EXERCISE PROMPT:
Return every line below in which "dias" appears.

[Stored items from a collection]
☆ ☆ ☆ ☆ ☆

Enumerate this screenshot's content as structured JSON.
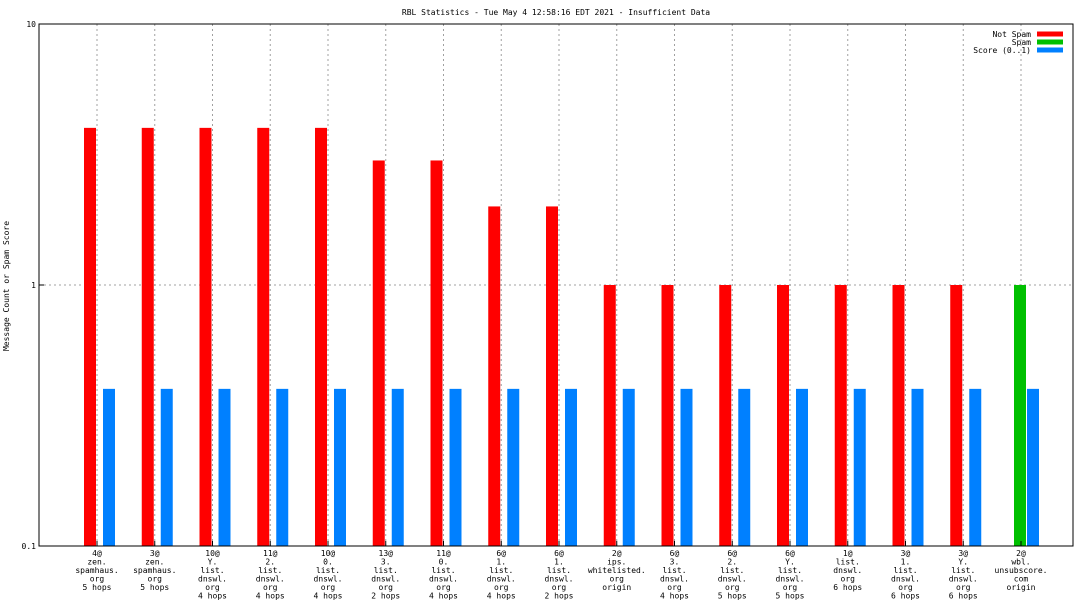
{
  "chart_data": {
    "type": "bar",
    "title": "RBL Statistics - Tue May  4 12:58:16 EDT 2021 - Insufficient Data",
    "ylabel": "Message Count or Spam Score",
    "xlabel": "",
    "yscale": "log",
    "ylim": [
      0.1,
      10
    ],
    "y_ticks": [
      "0.1",
      "1",
      "10"
    ],
    "grid": true,
    "legend_position": "top-right",
    "categories": [
      [
        "4@",
        "zen.",
        "spamhaus.",
        "org",
        "5 hops"
      ],
      [
        "3@",
        "zen.",
        "spamhaus.",
        "org",
        "5 hops"
      ],
      [
        "10@",
        "Y.",
        "list.",
        "dnswl.",
        "org",
        "4 hops"
      ],
      [
        "11@",
        "2.",
        "list.",
        "dnswl.",
        "org",
        "4 hops"
      ],
      [
        "10@",
        "0.",
        "list.",
        "dnswl.",
        "org",
        "4 hops"
      ],
      [
        "13@",
        "3.",
        "list.",
        "dnswl.",
        "org",
        "2 hops"
      ],
      [
        "11@",
        "0.",
        "list.",
        "dnswl.",
        "org",
        "4 hops"
      ],
      [
        "6@",
        "1.",
        "list.",
        "dnswl.",
        "org",
        "4 hops"
      ],
      [
        "6@",
        "1.",
        "list.",
        "dnswl.",
        "org",
        "2 hops"
      ],
      [
        "2@",
        "ips.",
        "whitelisted.",
        "org",
        "origin"
      ],
      [
        "6@",
        "3.",
        "list.",
        "dnswl.",
        "org",
        "4 hops"
      ],
      [
        "6@",
        "2.",
        "list.",
        "dnswl.",
        "org",
        "5 hops"
      ],
      [
        "6@",
        "Y.",
        "list.",
        "dnswl.",
        "org",
        "5 hops"
      ],
      [
        "1@",
        "list.",
        "dnswl.",
        "org",
        "6 hops"
      ],
      [
        "3@",
        "1.",
        "list.",
        "dnswl.",
        "org",
        "6 hops"
      ],
      [
        "3@",
        "Y.",
        "list.",
        "dnswl.",
        "org",
        "6 hops"
      ],
      [
        "2@",
        "wbl.",
        "unsubscore.",
        "com",
        "origin"
      ]
    ],
    "series": [
      {
        "name": "Not Spam",
        "color": "#ff0000",
        "values": [
          4,
          4,
          4,
          4,
          4,
          3,
          3,
          2,
          2,
          1,
          1,
          1,
          1,
          1,
          1,
          1,
          0
        ]
      },
      {
        "name": "Spam",
        "color": "#00c000",
        "values": [
          0,
          0,
          0,
          0,
          0,
          0,
          0,
          0,
          0,
          0,
          0,
          0,
          0,
          0,
          0,
          0,
          1
        ]
      },
      {
        "name": "Score (0..1)",
        "color": "#0080ff",
        "values": [
          0.4,
          0.4,
          0.4,
          0.4,
          0.4,
          0.4,
          0.4,
          0.4,
          0.4,
          0.4,
          0.4,
          0.4,
          0.4,
          0.4,
          0.4,
          0.4,
          0.4
        ]
      }
    ]
  }
}
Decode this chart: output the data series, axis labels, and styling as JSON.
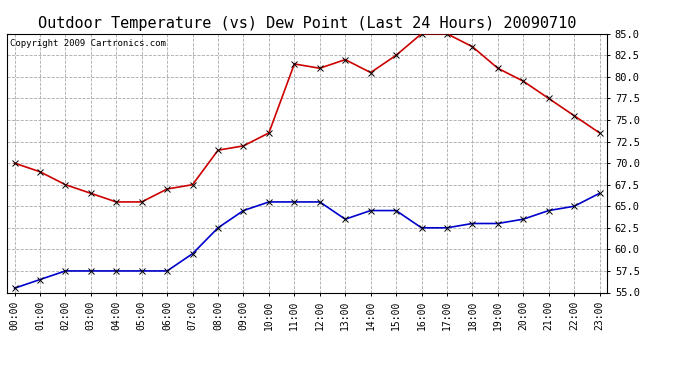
{
  "title": "Outdoor Temperature (vs) Dew Point (Last 24 Hours) 20090710",
  "copyright_text": "Copyright 2009 Cartronics.com",
  "hours": [
    "00:00",
    "01:00",
    "02:00",
    "03:00",
    "04:00",
    "05:00",
    "06:00",
    "07:00",
    "08:00",
    "09:00",
    "10:00",
    "11:00",
    "12:00",
    "13:00",
    "14:00",
    "15:00",
    "16:00",
    "17:00",
    "18:00",
    "19:00",
    "20:00",
    "21:00",
    "22:00",
    "23:00"
  ],
  "temp": [
    70.0,
    69.0,
    67.5,
    66.5,
    65.5,
    65.5,
    67.0,
    67.5,
    71.5,
    72.0,
    73.5,
    81.5,
    81.0,
    82.0,
    80.5,
    82.5,
    85.0,
    85.0,
    83.5,
    81.0,
    79.5,
    77.5,
    75.5,
    73.5
  ],
  "dew": [
    55.5,
    56.5,
    57.5,
    57.5,
    57.5,
    57.5,
    57.5,
    59.5,
    62.5,
    64.5,
    65.5,
    65.5,
    65.5,
    63.5,
    64.5,
    64.5,
    62.5,
    62.5,
    63.0,
    63.0,
    63.5,
    64.5,
    65.0,
    66.5
  ],
  "ylim": [
    55.0,
    85.0
  ],
  "yticks": [
    55.0,
    57.5,
    60.0,
    62.5,
    65.0,
    67.5,
    70.0,
    72.5,
    75.0,
    77.5,
    80.0,
    82.5,
    85.0
  ],
  "temp_color": "#cc0000",
  "dew_color": "#0000cc",
  "bg_color": "#ffffff",
  "plot_bg_color": "#ffffff",
  "grid_color": "#aaaaaa",
  "title_fontsize": 11,
  "copyright_fontsize": 6.5,
  "marker": "x",
  "marker_size": 4,
  "linewidth": 1.2
}
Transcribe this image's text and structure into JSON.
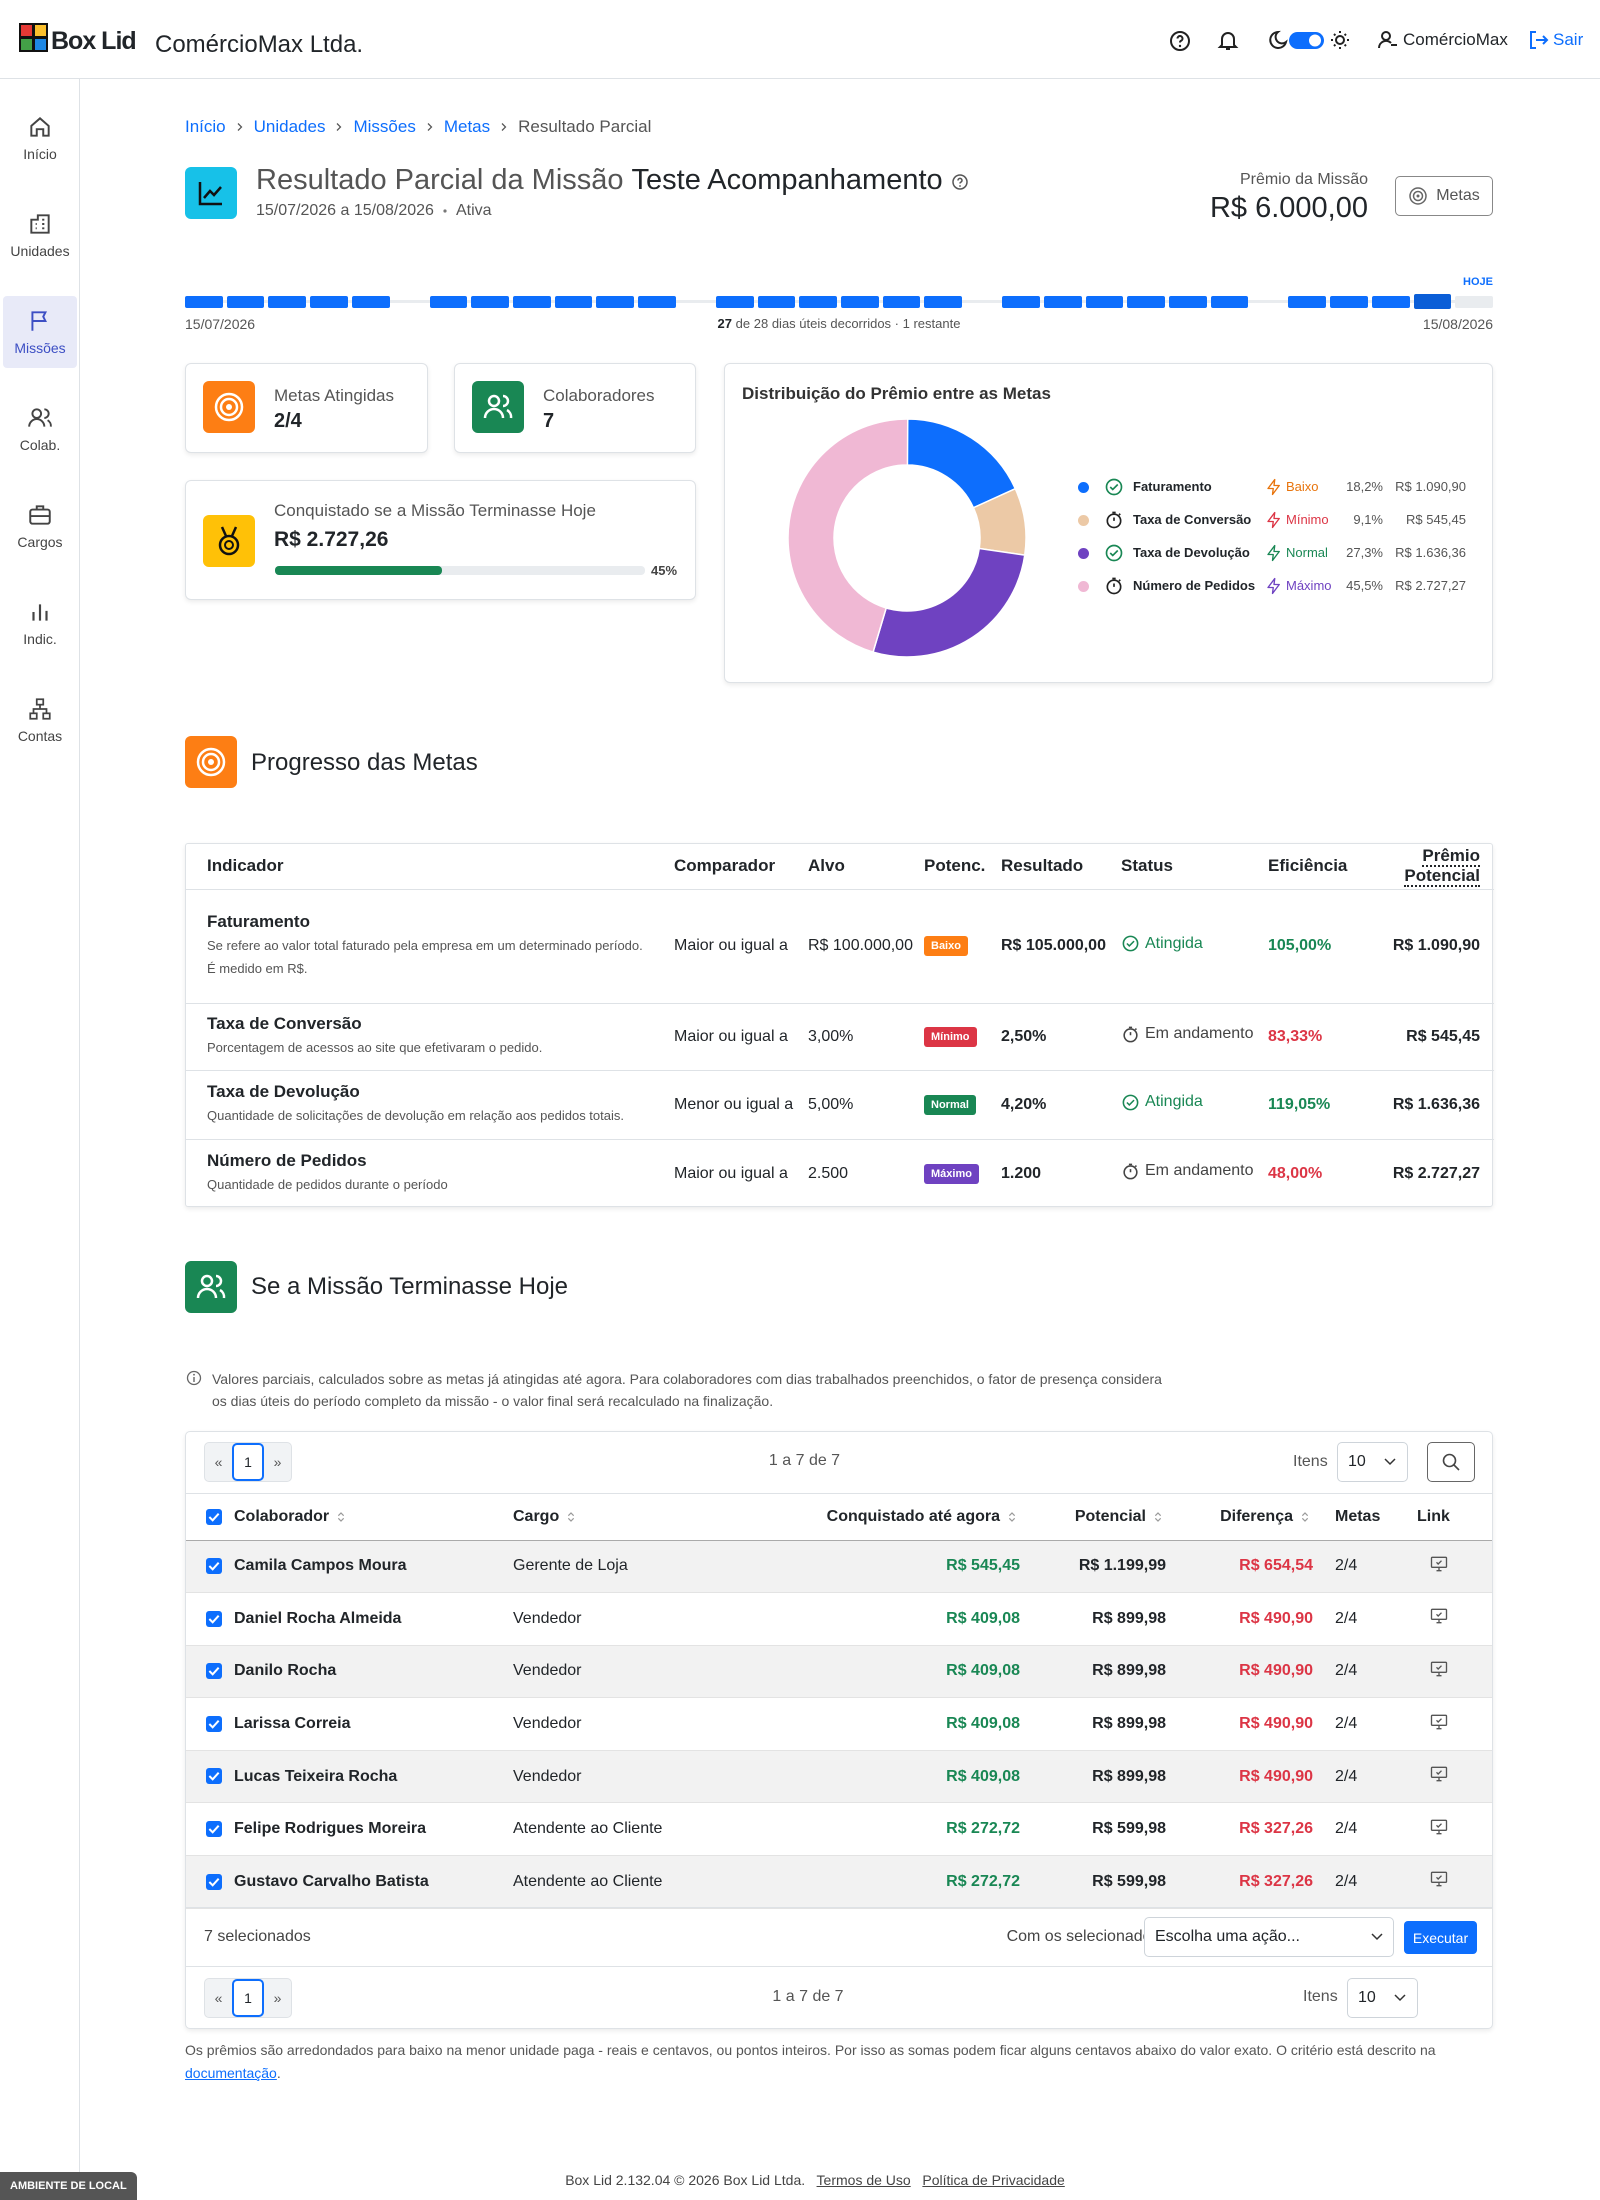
{
  "header": {
    "brand": "Box Lid",
    "company": "ComércioMax Ltda.",
    "user": "ComércioMax",
    "logout": "Sair"
  },
  "sidebar": {
    "items": [
      "Início",
      "Unidades",
      "Missões",
      "Colab.",
      "Cargos",
      "Indic.",
      "Contas"
    ],
    "active": 2
  },
  "breadcrumb": [
    "Início",
    "Unidades",
    "Missões",
    "Metas",
    "Resultado Parcial"
  ],
  "mission": {
    "title_prefix": "Resultado Parcial da Missão",
    "name": "Teste Acompanhamento",
    "period": "15/07/2026 a 15/08/2026",
    "status": "Ativa",
    "prize_label": "Prêmio da Missão",
    "prize": "R$ 6.000,00",
    "metas_button": "Metas"
  },
  "timeline": {
    "start": "15/07/2026",
    "end": "15/08/2026",
    "today": "HOJE",
    "elapsed": 27,
    "of": "de",
    "total": 28,
    "rest": "dias úteis decorridos · 1 restante"
  },
  "summary": {
    "goals_label": "Metas Atingidas",
    "goals": "2/4",
    "people_label": "Colaboradores",
    "people": "7",
    "today_label": "Conquistado se a Missão Terminasse Hoje",
    "today_value": "R$ 2.727,26",
    "progress": 45,
    "progress_label": "45%"
  },
  "distribution": {
    "title": "Distribuição do Prêmio entre as Metas",
    "items": [
      {
        "name": "Faturamento",
        "achieved": true,
        "level": "Baixo",
        "level_color": "#e8740c",
        "share": 18.2,
        "share_label": "18,2%",
        "amount": "R$ 1.090,90",
        "color": "#0d6efd"
      },
      {
        "name": "Taxa de Conversão",
        "achieved": false,
        "level": "Mínimo",
        "level_color": "#dc3545",
        "share": 9.1,
        "share_label": "9,1%",
        "amount": "R$ 545,45",
        "color": "#ecc9a6"
      },
      {
        "name": "Taxa de Devolução",
        "achieved": true,
        "level": "Normal",
        "level_color": "#198754",
        "share": 27.3,
        "share_label": "27,3%",
        "amount": "R$ 1.636,36",
        "color": "#6f42c1"
      },
      {
        "name": "Número de Pedidos",
        "achieved": false,
        "level": "Máximo",
        "level_color": "#6f42c1",
        "share": 45.5,
        "share_label": "45,5%",
        "amount": "R$ 2.727,27",
        "color": "#f0b8d4"
      }
    ]
  },
  "goals": {
    "title": "Progresso das Metas",
    "columns": [
      "Indicador",
      "Comparador",
      "Alvo",
      "Potenc.",
      "Resultado",
      "Status",
      "Eficiência",
      "Prêmio Potencial"
    ],
    "rows": [
      {
        "name": "Faturamento",
        "description": [
          "Se refere ao valor total faturado pela empresa em um determinado período.",
          "É medido em R$."
        ],
        "comparator": "Maior ou igual a",
        "target": "R$ 100.000,00",
        "level": "Baixo",
        "level_color": "#fd7e14",
        "result": "R$ 105.000,00",
        "status": "Atingida",
        "achieved": true,
        "efficiency": "105,00%",
        "efficiency_color": "#198754",
        "prize": "R$ 1.090,90"
      },
      {
        "name": "Taxa de Conversão",
        "description": [
          "Porcentagem de acessos ao site que efetivaram o pedido."
        ],
        "comparator": "Maior ou igual a",
        "target": "3,00%",
        "level": "Mínimo",
        "level_color": "#dc3545",
        "result": "2,50%",
        "status": "Em andamento",
        "achieved": false,
        "efficiency": "83,33%",
        "efficiency_color": "#dc3545",
        "prize": "R$ 545,45"
      },
      {
        "name": "Taxa de Devolução",
        "description": [
          "Quantidade de solicitações de devolução em relação aos pedidos totais."
        ],
        "comparator": "Menor ou igual a",
        "target": "5,00%",
        "level": "Normal",
        "level_color": "#198754",
        "result": "4,20%",
        "status": "Atingida",
        "achieved": true,
        "efficiency": "119,05%",
        "efficiency_color": "#198754",
        "prize": "R$ 1.636,36"
      },
      {
        "name": "Número de Pedidos",
        "description": [
          "Quantidade de pedidos durante o período"
        ],
        "comparator": "Maior ou igual a",
        "target": "2.500",
        "level": "Máximo",
        "level_color": "#6f42c1",
        "result": "1.200",
        "status": "Em andamento",
        "achieved": false,
        "efficiency": "48,00%",
        "efficiency_color": "#dc3545",
        "prize": "R$ 2.727,27"
      }
    ]
  },
  "simulation": {
    "title": "Se a Missão Terminasse Hoje",
    "note": "Valores parciais, calculados sobre as metas já atingidas até agora. Para colaboradores com dias trabalhados preenchidos, o fator de presença considera os dias úteis do período completo da missão - o valor final será recalculado na finalização.",
    "prev": "«",
    "page": "1",
    "next": "»",
    "range": "1 a 7 de 7",
    "items_label": "Itens",
    "page_size": "10",
    "columns": [
      "Colaborador",
      "Cargo",
      "Conquistado até agora",
      "Potencial",
      "Diferença",
      "Metas",
      "Link"
    ],
    "rows": [
      {
        "name": "Camila Campos Moura",
        "role": "Gerente de Loja",
        "earned": "R$ 545,45",
        "potential": "R$ 1.199,99",
        "difference": "R$ 654,54",
        "goals": "2/4"
      },
      {
        "name": "Daniel Rocha Almeida",
        "role": "Vendedor",
        "earned": "R$ 409,08",
        "potential": "R$ 899,98",
        "difference": "R$ 490,90",
        "goals": "2/4"
      },
      {
        "name": "Danilo Rocha",
        "role": "Vendedor",
        "earned": "R$ 409,08",
        "potential": "R$ 899,98",
        "difference": "R$ 490,90",
        "goals": "2/4"
      },
      {
        "name": "Larissa Correia",
        "role": "Vendedor",
        "earned": "R$ 409,08",
        "potential": "R$ 899,98",
        "difference": "R$ 490,90",
        "goals": "2/4"
      },
      {
        "name": "Lucas Teixeira Rocha",
        "role": "Vendedor",
        "earned": "R$ 409,08",
        "potential": "R$ 899,98",
        "difference": "R$ 490,90",
        "goals": "2/4"
      },
      {
        "name": "Felipe Rodrigues Moreira",
        "role": "Atendente ao Cliente",
        "earned": "R$ 272,72",
        "potential": "R$ 599,98",
        "difference": "R$ 327,26",
        "goals": "2/4"
      },
      {
        "name": "Gustavo Carvalho Batista",
        "role": "Atendente ao Cliente",
        "earned": "R$ 272,72",
        "potential": "R$ 599,98",
        "difference": "R$ 327,26",
        "goals": "2/4"
      }
    ],
    "selected": "7 selecionados",
    "bulk_label": "Com os selecionados:",
    "bulk_placeholder": "Escolha uma ação...",
    "bulk_button": "Executar"
  },
  "footnote": {
    "text": "Os prêmios são arredondados para baixo na menor unidade paga - reais e centavos, ou pontos inteiros. Por isso as somas podem ficar alguns centavos abaixo do valor exato. O critério está descrito na",
    "link": "documentação",
    "end": "."
  },
  "footer": {
    "copyright": "Box Lid 2.132.04 © 2026 Box Lid Ltda.",
    "terms": "Termos de Uso",
    "privacy": "Política de Privacidade",
    "environment": "AMBIENTE DE LOCAL"
  }
}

☆ ☆ ☆ ☆ ☆

PROBLEM SOLUTION:
    "rest": "dias úteis decorridos · 1 restante"
    "note": "Valores parciais, calculados sobre as metas já atingidas até agora. Para colaboradores com dias trabalhados preenchidos, o fator de presença considera os dias úteis do período completo da missão - o valor final será recalculado na finalização.",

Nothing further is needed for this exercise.